"""
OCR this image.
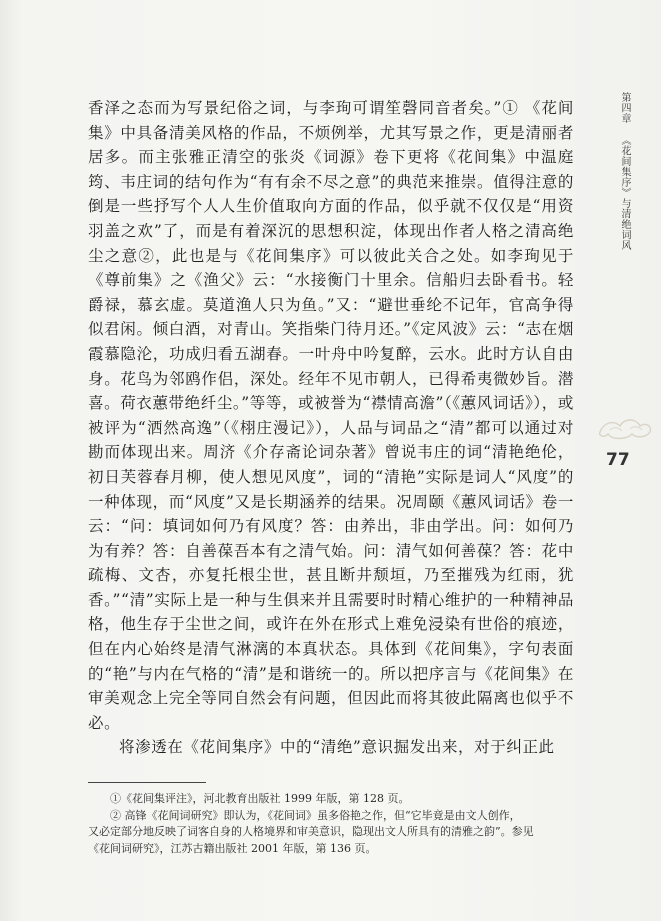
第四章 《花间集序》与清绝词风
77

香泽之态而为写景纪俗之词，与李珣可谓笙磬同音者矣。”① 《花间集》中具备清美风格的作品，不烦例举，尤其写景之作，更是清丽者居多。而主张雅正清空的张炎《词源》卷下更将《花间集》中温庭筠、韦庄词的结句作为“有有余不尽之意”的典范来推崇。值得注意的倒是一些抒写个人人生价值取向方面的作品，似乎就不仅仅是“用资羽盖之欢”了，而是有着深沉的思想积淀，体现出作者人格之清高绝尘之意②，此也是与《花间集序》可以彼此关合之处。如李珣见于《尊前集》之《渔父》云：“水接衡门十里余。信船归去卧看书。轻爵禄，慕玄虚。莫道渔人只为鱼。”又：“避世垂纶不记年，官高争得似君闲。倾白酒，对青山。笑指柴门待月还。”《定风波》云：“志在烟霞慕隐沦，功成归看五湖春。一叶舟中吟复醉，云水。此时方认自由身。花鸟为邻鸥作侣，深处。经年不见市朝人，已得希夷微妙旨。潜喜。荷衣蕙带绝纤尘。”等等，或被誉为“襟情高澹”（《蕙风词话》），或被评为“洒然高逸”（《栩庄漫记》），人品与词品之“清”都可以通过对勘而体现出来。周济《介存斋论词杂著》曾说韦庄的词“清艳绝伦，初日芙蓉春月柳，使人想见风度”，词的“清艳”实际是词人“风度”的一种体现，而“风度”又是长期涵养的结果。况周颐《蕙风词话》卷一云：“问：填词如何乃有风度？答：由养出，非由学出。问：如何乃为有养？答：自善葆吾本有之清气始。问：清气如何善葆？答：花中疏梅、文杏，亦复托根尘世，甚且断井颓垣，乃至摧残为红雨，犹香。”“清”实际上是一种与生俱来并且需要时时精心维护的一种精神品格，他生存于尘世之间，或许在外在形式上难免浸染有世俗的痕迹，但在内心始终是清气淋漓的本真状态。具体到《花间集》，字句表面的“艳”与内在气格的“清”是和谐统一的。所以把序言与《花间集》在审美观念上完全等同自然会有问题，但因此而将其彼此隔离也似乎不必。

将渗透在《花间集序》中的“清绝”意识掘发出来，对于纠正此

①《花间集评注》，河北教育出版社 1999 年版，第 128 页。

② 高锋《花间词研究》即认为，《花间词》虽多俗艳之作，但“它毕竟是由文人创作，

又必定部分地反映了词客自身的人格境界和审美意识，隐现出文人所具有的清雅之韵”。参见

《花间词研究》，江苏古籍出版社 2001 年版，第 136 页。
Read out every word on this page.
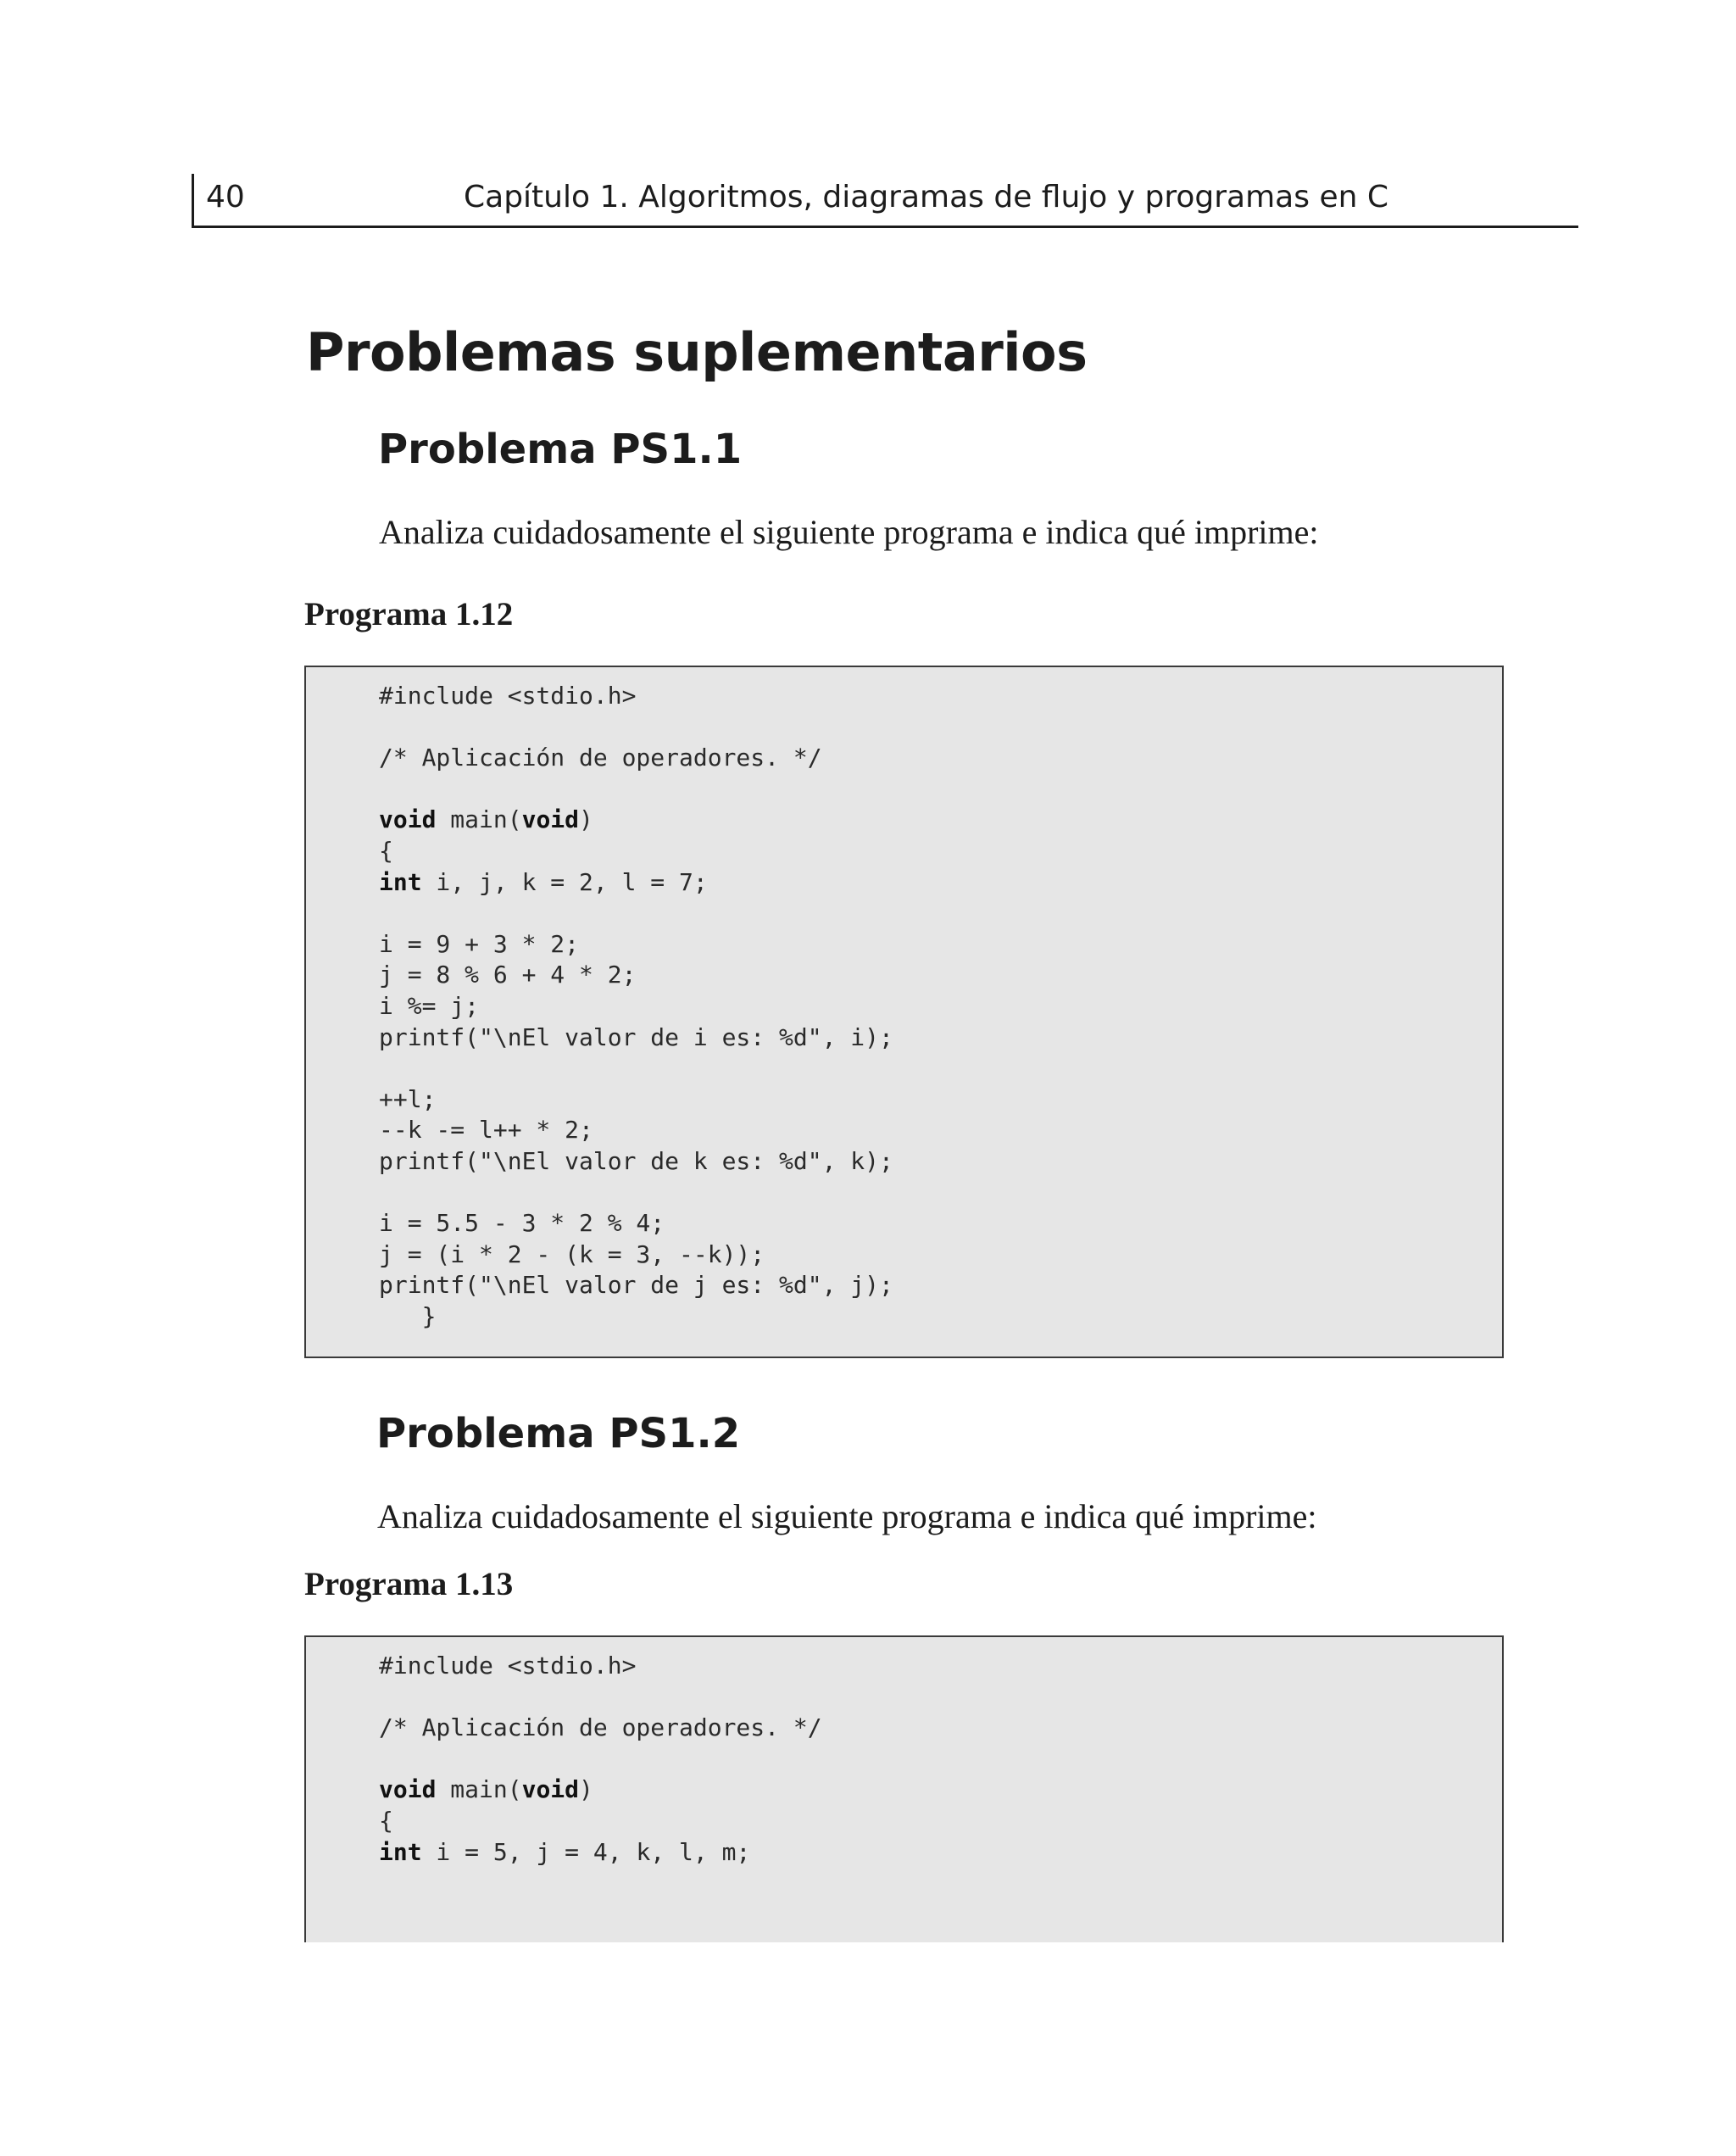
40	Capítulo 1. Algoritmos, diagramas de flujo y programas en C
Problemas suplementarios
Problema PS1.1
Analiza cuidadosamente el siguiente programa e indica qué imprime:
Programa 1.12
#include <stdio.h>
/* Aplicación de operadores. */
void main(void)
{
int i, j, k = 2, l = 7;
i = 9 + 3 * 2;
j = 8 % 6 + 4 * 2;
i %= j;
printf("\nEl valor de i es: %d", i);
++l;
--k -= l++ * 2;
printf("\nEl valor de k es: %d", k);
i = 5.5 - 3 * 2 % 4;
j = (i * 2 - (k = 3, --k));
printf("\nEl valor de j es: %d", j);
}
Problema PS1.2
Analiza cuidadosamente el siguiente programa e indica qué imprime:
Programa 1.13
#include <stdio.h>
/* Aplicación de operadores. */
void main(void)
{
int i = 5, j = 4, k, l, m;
"""
What is being asked >> Only a number is wanted: how many lines of the material above hold "printf"?

Exercise output >> 3